Problem description — Output every line below exactly.
**** Material ****
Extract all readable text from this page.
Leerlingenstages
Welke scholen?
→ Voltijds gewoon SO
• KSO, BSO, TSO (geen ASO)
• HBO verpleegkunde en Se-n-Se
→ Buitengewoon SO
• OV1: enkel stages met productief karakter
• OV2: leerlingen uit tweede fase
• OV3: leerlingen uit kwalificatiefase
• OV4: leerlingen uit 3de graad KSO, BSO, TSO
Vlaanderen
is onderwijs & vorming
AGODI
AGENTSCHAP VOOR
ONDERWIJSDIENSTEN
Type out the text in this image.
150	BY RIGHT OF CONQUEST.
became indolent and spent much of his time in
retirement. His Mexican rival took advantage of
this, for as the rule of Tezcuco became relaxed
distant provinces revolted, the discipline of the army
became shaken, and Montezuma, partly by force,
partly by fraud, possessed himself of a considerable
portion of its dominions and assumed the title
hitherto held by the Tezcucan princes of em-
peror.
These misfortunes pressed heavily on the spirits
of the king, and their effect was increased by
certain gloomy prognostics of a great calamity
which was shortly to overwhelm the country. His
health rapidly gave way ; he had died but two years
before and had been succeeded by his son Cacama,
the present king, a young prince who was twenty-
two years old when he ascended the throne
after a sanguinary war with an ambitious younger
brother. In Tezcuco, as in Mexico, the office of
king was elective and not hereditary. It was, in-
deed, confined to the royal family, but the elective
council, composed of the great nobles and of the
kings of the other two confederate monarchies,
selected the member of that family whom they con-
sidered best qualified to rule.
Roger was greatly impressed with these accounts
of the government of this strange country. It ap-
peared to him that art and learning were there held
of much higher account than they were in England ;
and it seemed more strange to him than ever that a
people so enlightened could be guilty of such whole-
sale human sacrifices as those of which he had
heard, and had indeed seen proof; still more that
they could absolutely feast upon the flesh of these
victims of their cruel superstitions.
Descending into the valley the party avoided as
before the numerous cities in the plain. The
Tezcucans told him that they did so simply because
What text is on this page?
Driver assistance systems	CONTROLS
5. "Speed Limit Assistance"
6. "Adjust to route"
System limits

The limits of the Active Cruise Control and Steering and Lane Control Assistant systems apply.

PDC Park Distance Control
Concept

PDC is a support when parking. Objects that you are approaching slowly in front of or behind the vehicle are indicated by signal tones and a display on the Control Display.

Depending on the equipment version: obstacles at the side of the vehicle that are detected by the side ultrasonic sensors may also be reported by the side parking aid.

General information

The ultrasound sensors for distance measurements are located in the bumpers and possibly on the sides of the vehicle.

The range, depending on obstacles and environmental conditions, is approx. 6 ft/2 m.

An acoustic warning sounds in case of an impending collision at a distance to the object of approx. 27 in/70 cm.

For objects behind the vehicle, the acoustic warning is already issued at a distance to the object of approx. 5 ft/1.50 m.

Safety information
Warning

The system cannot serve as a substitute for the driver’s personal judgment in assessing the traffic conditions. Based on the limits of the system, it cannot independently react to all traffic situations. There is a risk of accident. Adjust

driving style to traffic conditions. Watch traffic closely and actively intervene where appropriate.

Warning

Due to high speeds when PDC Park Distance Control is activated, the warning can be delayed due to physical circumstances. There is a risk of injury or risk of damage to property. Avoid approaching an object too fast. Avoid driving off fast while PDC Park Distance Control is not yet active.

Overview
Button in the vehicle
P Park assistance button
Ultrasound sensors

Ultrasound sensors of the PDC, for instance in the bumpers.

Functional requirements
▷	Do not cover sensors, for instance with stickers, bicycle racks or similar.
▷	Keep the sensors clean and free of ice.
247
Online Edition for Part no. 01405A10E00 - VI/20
****
Reply to the task —
Extract all readable text from this page.
Leerlingenstages
Welke scholen?
→ Voltijds gewoon SO
• KSO, BSO, TSO (geen ASO)
• HBO verpleegkunde en Se-n-Se
→ Buitengewoon SO
• OV1: enkel stages met productief karakter
• OV2: leerlingen uit tweede fase
• OV3: leerlingen uit kwalificatiefase
• OV4: leerlingen uit 3de graad KSO, BSO, TSO
Vlaanderen
is onderwijs & vorming
AGODI
AGENTSCHAP VOOR
ONDERWIJSDIENSTEN
Type out the text in this image.
150	BY RIGHT OF CONQUEST.
became indolent and spent much of his time in
retirement. His Mexican rival took advantage of
this, for as the rule of Tezcuco became relaxed
distant provinces revolted, the discipline of the army
became shaken, and Montezuma, partly by force,
partly by fraud, possessed himself of a considerable
portion of its dominions and assumed the title
hitherto held by the Tezcucan princes of em-
peror.
These misfortunes pressed heavily on the spirits
of the king, and their effect was increased by
certain gloomy prognostics of a great calamity
which was shortly to overwhelm the country. His
health rapidly gave way ; he had died but two years
before and had been succeeded by his son Cacama,
the present king, a young prince who was twenty-
two years old when he ascended the throne
after a sanguinary war with an ambitious younger
brother. In Tezcuco, as in Mexico, the office of
king was elective and not hereditary. It was, in-
deed, confined to the royal family, but the elective
council, composed of the great nobles and of the
kings of the other two confederate monarchies,
selected the member of that family whom they con-
sidered best qualified to rule.
Roger was greatly impressed with these accounts
of the government of this strange country. It ap-
peared to him that art and learning were there held
of much higher account than they were in England ;
and it seemed more strange to him than ever that a
people so enlightened could be guilty of such whole-
sale human sacrifices as those of which he had
heard, and had indeed seen proof; still more that
they could absolutely feast upon the flesh of these
victims of their cruel superstitions.
Descending into the valley the party avoided as
before the numerous cities in the plain. The
Tezcucans told him that they did so simply because
What text is on this page?
Driver assistance systems	CONTROLS
5. "Speed Limit Assistance"
6. "Adjust to route"
System limits

The limits of the Active Cruise Control and Steering and Lane Control Assistant systems apply.

PDC Park Distance Control
Concept

PDC is a support when parking. Objects that you are approaching slowly in front of or behind the vehicle are indicated by signal tones and a display on the Control Display.

Depending on the equipment version: obstacles at the side of the vehicle that are detected by the side ultrasonic sensors may also be reported by the side parking aid.

General information

The ultrasound sensors for distance measurements are located in the bumpers and possibly on the sides of the vehicle.

The range, depending on obstacles and environmental conditions, is approx. 6 ft/2 m.

An acoustic warning sounds in case of an impending collision at a distance to the object of approx. 27 in/70 cm.

For objects behind the vehicle, the acoustic warning is already issued at a distance to the object of approx. 5 ft/1.50 m.

Safety information
Warning

The system cannot serve as a substitute for the driver’s personal judgment in assessing the traffic conditions. Based on the limits of the system, it cannot independently react to all traffic situations. There is a risk of accident. Adjust

driving style to traffic conditions. Watch traffic closely and actively intervene where appropriate.

Warning

Due to high speeds when PDC Park Distance Control is activated, the warning can be delayed due to physical circumstances. There is a risk of injury or risk of damage to property. Avoid approaching an object too fast. Avoid driving off fast while PDC Park Distance Control is not yet active.

Overview
Button in the vehicle
P Park assistance button
Ultrasound sensors

Ultrasound sensors of the PDC, for instance in the bumpers.

Functional requirements
▷	Do not cover sensors, for instance with stickers, bicycle racks or similar.
▷	Keep the sensors clean and free of ice.
247
Online Edition for Part no. 01405A10E00 - VI/20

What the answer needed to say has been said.